Your instructions –
The entries are to be returned exactly, with images left out.

Stored rows –
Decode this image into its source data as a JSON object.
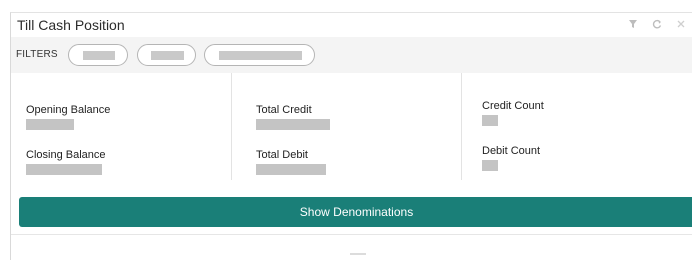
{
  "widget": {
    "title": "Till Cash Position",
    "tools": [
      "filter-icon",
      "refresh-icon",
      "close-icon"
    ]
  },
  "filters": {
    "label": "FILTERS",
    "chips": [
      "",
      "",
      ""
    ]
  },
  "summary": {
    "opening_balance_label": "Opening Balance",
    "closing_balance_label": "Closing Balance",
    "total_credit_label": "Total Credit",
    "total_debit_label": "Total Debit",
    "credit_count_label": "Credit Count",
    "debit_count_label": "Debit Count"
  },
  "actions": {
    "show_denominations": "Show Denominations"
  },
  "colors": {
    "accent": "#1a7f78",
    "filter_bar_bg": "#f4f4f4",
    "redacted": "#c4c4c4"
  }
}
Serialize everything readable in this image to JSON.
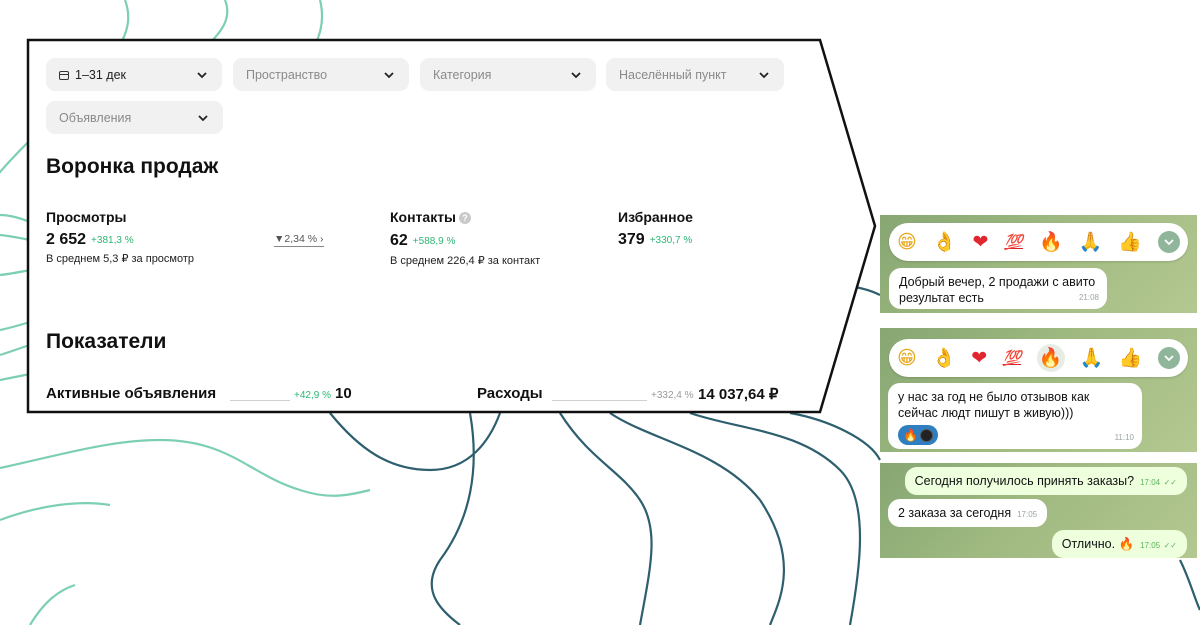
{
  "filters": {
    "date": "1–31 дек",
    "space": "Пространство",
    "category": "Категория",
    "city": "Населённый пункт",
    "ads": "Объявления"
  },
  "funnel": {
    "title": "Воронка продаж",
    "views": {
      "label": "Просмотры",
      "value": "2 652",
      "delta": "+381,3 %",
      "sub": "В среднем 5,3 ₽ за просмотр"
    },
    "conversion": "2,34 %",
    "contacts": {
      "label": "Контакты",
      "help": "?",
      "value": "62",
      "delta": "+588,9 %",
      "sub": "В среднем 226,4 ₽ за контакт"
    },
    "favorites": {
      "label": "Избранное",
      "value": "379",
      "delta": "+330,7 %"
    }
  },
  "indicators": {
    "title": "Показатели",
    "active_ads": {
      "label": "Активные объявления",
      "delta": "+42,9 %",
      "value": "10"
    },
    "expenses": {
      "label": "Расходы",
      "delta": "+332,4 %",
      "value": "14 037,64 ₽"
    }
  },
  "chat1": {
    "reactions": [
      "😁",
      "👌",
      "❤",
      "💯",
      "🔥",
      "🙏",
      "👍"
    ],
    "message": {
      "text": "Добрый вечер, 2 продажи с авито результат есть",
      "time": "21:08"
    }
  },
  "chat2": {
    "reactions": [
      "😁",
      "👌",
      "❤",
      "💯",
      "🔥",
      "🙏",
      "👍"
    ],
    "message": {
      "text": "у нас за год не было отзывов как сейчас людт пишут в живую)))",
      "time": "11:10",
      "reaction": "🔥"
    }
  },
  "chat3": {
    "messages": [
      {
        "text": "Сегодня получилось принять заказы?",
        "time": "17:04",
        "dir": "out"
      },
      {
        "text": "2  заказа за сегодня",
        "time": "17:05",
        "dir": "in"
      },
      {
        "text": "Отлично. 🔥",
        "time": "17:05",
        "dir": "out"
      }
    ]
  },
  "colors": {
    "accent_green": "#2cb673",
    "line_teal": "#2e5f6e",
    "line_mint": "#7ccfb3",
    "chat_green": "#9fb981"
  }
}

Complete response –
Decode this image into its source data as a JSON object.
{
  "widget": {
    "title": "Till Cash Position",
    "tools": [
      "filter-icon",
      "refresh-icon",
      "close-icon"
    ]
  },
  "filters": {
    "label": "FILTERS",
    "chips": [
      "",
      "",
      ""
    ]
  },
  "summary": {
    "opening_balance_label": "Opening Balance",
    "closing_balance_label": "Closing Balance",
    "total_credit_label": "Total Credit",
    "total_debit_label": "Total Debit",
    "credit_count_label": "Credit Count",
    "debit_count_label": "Debit Count"
  },
  "actions": {
    "show_denominations": "Show Denominations"
  },
  "colors": {
    "accent": "#1a7f78",
    "filter_bar_bg": "#f4f4f4",
    "redacted": "#c4c4c4"
  }
}
Serialize everything readable in this image to JSON.
{
  "filters": {
    "date": "1–31 дек",
    "space": "Пространство",
    "category": "Категория",
    "city": "Населённый пункт",
    "ads": "Объявления"
  },
  "funnel": {
    "title": "Воронка продаж",
    "views": {
      "label": "Просмотры",
      "value": "2 652",
      "delta": "+381,3 %",
      "sub": "В среднем 5,3 ₽ за просмотр"
    },
    "conversion": "2,34 %",
    "contacts": {
      "label": "Контакты",
      "help": "?",
      "value": "62",
      "delta": "+588,9 %",
      "sub": "В среднем 226,4 ₽ за контакт"
    },
    "favorites": {
      "label": "Избранное",
      "value": "379",
      "delta": "+330,7 %"
    }
  },
  "indicators": {
    "title": "Показатели",
    "active_ads": {
      "label": "Активные объявления",
      "delta": "+42,9 %",
      "value": "10"
    },
    "expenses": {
      "label": "Расходы",
      "delta": "+332,4 %",
      "value": "14 037,64 ₽"
    }
  },
  "chat1": {
    "reactions": [
      "😁",
      "👌",
      "❤",
      "💯",
      "🔥",
      "🙏",
      "👍"
    ],
    "message": {
      "text": "Добрый вечер, 2 продажи с авито результат есть",
      "time": "21:08"
    }
  },
  "chat2": {
    "reactions": [
      "😁",
      "👌",
      "❤",
      "💯",
      "🔥",
      "🙏",
      "👍"
    ],
    "message": {
      "text": "у нас за год не было отзывов как сейчас людт пишут в живую)))",
      "time": "11:10",
      "reaction": "🔥"
    }
  },
  "chat3": {
    "messages": [
      {
        "text": "Сегодня получилось принять заказы?",
        "time": "17:04",
        "dir": "out"
      },
      {
        "text": "2  заказа за сегодня",
        "time": "17:05",
        "dir": "in"
      },
      {
        "text": "Отлично. 🔥",
        "time": "17:05",
        "dir": "out"
      }
    ]
  },
  "colors": {
    "accent_green": "#2cb673",
    "line_teal": "#2e5f6e",
    "line_mint": "#7ccfb3",
    "chat_green": "#9fb981"
  }
}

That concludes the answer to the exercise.